To be done
Find each line holding the word "ассигнования" and give the total alone.

Materials provided
[Start]
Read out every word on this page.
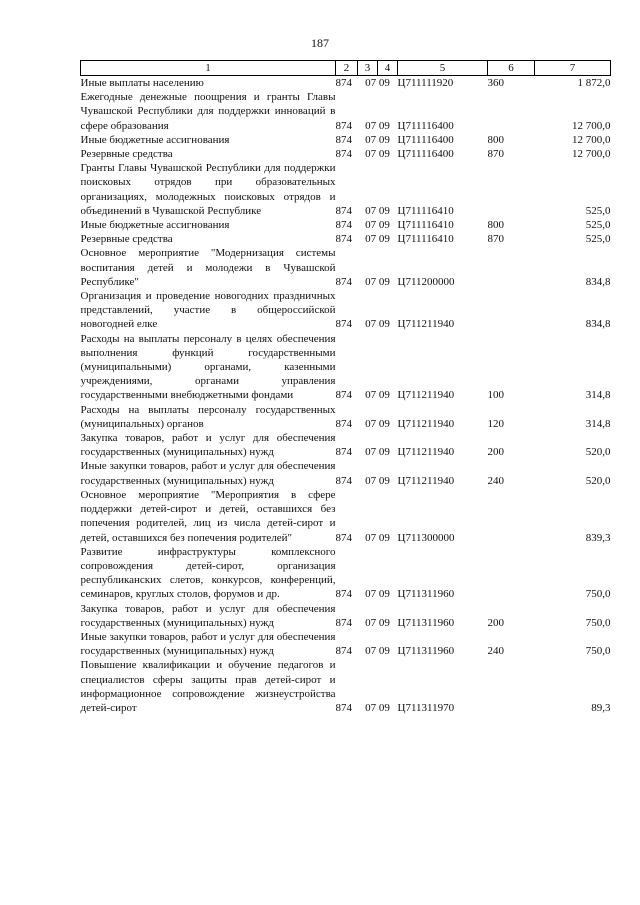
187
1	2	3	4	5	6	7
Иные выплаты населению	874	07 09		Ц711111920	360	1 872,0
Ежегодные денежные поощрения и гранты Главы Чувашской Республики для поддержки инноваций в сфере образования	874	07 09		Ц711116400		12 700,0
Иные бюджетные ассигнования	874	07 09		Ц711116400	800	12 700,0
Резервные средства	874	07 09		Ц711116400	870	12 700,0
Гранты Главы Чувашской Республики для поддержки поисковых отрядов при образовательных организациях, молодежных поисковых отрядов и объединений в Чувашской Республике	874	07 09		Ц711116410		525,0
Иные бюджетные ассигнования	874	07 09		Ц711116410	800	525,0
Резервные средства	874	07 09		Ц711116410	870	525,0
Основное мероприятие "Модернизация системы воспитания детей и молодежи в Чувашской Республике"	874	07 09		Ц711200000		834,8
Организация и проведение новогодних праздничных представлений, участие в общероссийской новогодней елке	874	07 09		Ц711211940		834,8
Расходы на выплаты персоналу в целях обеспечения выполнения функций государственными (муниципальными) органами, казенными учреждениями, органами управления государственными внебюджетными фондами	874	07 09		Ц711211940	100	314,8
Расходы на выплаты персоналу государственных (муниципальных) органов	874	07 09		Ц711211940	120	314,8
Закупка товаров, работ и услуг для обеспечения государственных (муниципальных) нужд	874	07 09		Ц711211940	200	520,0
Иные закупки товаров, работ и услуг для обеспечения государственных (муниципальных) нужд	874	07 09		Ц711211940	240	520,0
Основное мероприятие "Мероприятия в сфере поддержки детей-сирот и детей, оставшихся без попечения родителей, лиц из числа детей-сирот и детей, оставшихся без попечения родителей"	874	07 09		Ц711300000		839,3
Развитие инфраструктуры комплексного сопровождения детей-сирот, организация республиканских слетов, конкурсов, конференций, семинаров, круглых столов, форумов и др.	874	07 09		Ц711311960		750,0
Закупка товаров, работ и услуг для обеспечения государственных (муниципальных) нужд	874	07 09		Ц711311960	200	750,0
Иные закупки товаров, работ и услуг для обеспечения государственных (муниципальных) нужд	874	07 09		Ц711311960	240	750,0
Повышение квалификации и обучение педагогов и специалистов сферы защиты прав детей-сирот и информационное сопровождение жизнеустройства детей-сирот	874	07 09		Ц711311970		89,3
[End]
Solution for this problem
2